These proceedings summarize the educational activity of the 17th Biennial Meeting of the International Andreas Gruentzig Society held January 30 to February 2, 2024 in Chiang Rai, Thailand.
Faculty Disclosures Vendor Acknowledgments
Statement of the problem or issue
The reason we perform interventions below the knee (BTK) is not only to decrease morbidity, but also to save lives. If you examine the mortality rates of patients with critical limb ischemia (CLI), they are worse than patients with prostate cancer, breast cancer, heart disease, and stroke. Overall, the 1-year mortality rate for patients with CLI is approximately 40-to-50%. This is partly due to the fact that 70% of patients with CLI also have significant coronary disease, and 30% have significant cerebrovascular disease.
Below the knee, the arteries are small vessels, and if you look at treatment modalities, the gold standard is balloon angioplasty (POBA); it is what we compare everything against. The greatest limitation with POBA here is recurrence due to neointimal hyperplasia, or, perhaps, elastic recoil and neointimal hyperplasia. So, the treatment goals are to inhibit or overcome both elastic recoil and neointimal hyperplasia. Both bare metal stents (BMS) and drug eluting stents (DES) have failed in this comparison to POBA. The reason seems to be the remaining mass of metal (the stent) in these small arteries induces such a strong proliferative response that it is difficult or impossible to overcome. These findings have given rise to the strategy of “leave nothing behind.” Presently, this strategy is accomplished by using drug-coated balloons (DCBs), which apply both an expansive dilating force to the lesion as well as deposit an anti-proliferative drug into both the lesion and the adjacent arterial wall. The antiproliferative agent paclitaxel has been used for DCB trials to date. Unfortunately, both DES and DCB trials using paclitaxel BTK have failed.

____________________

* _THINGS TO DO_
(a) Copy the passage on below-the-knee interventions from "Faculty Disclosures Vendor" up to and including "significant cerebrovascular disease.".
(b) Write the next part of the passage on below-the-knee interventions, picking up after its final sentence.

(Recorded data)
____________________

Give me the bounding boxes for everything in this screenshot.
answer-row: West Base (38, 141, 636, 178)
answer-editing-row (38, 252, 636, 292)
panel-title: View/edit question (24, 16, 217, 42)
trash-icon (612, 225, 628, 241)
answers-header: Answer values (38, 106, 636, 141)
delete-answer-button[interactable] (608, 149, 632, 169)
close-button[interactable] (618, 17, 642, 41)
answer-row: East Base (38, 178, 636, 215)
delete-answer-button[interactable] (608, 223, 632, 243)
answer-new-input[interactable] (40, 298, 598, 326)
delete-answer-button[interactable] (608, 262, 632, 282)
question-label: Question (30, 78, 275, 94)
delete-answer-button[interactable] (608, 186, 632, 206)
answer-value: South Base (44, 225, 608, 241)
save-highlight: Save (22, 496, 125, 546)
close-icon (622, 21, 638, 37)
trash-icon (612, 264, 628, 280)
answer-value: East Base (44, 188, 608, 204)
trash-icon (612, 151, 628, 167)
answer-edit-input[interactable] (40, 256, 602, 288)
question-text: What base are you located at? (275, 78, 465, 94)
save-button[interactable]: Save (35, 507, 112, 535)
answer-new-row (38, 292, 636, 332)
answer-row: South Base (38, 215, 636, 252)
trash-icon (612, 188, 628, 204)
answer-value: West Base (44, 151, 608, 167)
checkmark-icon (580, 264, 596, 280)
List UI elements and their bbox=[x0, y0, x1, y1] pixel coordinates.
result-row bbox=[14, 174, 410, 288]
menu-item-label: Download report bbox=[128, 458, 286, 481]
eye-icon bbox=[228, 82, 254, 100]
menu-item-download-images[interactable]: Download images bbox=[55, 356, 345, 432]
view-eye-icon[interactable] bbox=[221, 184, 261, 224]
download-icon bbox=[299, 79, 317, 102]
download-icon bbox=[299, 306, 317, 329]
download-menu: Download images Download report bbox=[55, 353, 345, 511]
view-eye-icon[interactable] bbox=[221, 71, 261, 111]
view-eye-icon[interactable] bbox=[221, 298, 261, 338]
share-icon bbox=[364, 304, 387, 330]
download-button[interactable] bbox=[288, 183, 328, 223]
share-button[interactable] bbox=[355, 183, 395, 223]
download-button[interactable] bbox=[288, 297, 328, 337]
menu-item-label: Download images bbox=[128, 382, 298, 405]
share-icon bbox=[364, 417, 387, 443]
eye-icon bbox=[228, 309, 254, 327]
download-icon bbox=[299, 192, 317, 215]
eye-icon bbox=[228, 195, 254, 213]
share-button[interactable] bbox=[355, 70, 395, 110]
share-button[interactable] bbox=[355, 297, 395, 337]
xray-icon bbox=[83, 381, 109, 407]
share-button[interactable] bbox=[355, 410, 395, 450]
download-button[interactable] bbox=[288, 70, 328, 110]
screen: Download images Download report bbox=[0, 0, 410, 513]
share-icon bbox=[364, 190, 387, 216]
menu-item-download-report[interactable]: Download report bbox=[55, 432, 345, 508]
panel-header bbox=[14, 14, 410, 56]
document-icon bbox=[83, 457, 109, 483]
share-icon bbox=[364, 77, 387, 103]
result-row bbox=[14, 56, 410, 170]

____________________

* _RESULTS OF THE EXERCISE_
(a)
Faculty Disclosures Vendor Acknowledgments
Statement of the problem or issue
The reason we perform interventions below the knee (BTK) is not only to decrease morbidity, but also to save lives. If you examine the mortality rates of patients with critical limb ischemia (CLI), they are worse than patients with prostate cancer, breast cancer, heart disease, and stroke. Overall, the 1-year mortality rate for patients with CLI is approximately 40-to-50%. This is partly due to the fact that 70% of patients with CLI also have significant coronary disease, and 30% have significant cerebrovascular disease.

(b)
Gaps in current knowledge
We lack some of the fundamental biologic science that might help devise better treatment strategies. While the “leave nothing behind” strategy appears to be the correct approach, we are still lacking essential basic information regarding DCBs as a method to achieve this. What are the appropriate drug concentrations to place onto DCBs? How long should the balloons be inflated to best deliver drug therapy? Are multiple brief inflations equivalent to one long inflation? What tissue concentrations of drug are needed in the arterial media and adventitia to inhibit hyperplasia? How can we overcome calcification? Can lithoplasty be employed along with DCBs in calcified lesions? These and many other questions require answers.
Possible solutions and future directions
One important group of devices under development are the drug-eluting resorbable scaffolds (DRS). These devices deliver antiproliferative drug to the lesion and arterial wall as they slowly degrade and disappear, leaving “nothing behind.” In addition to these new devices, there is a great deal being learned about optimizing the procedure itself in BTK interventions. This includes vessel and lesion preparation, as well as imaging before, during, and after the procedure. In combination with appropriate biologics and the right strategy, these steps should help improve clinical outcomes in these unfortunate patients.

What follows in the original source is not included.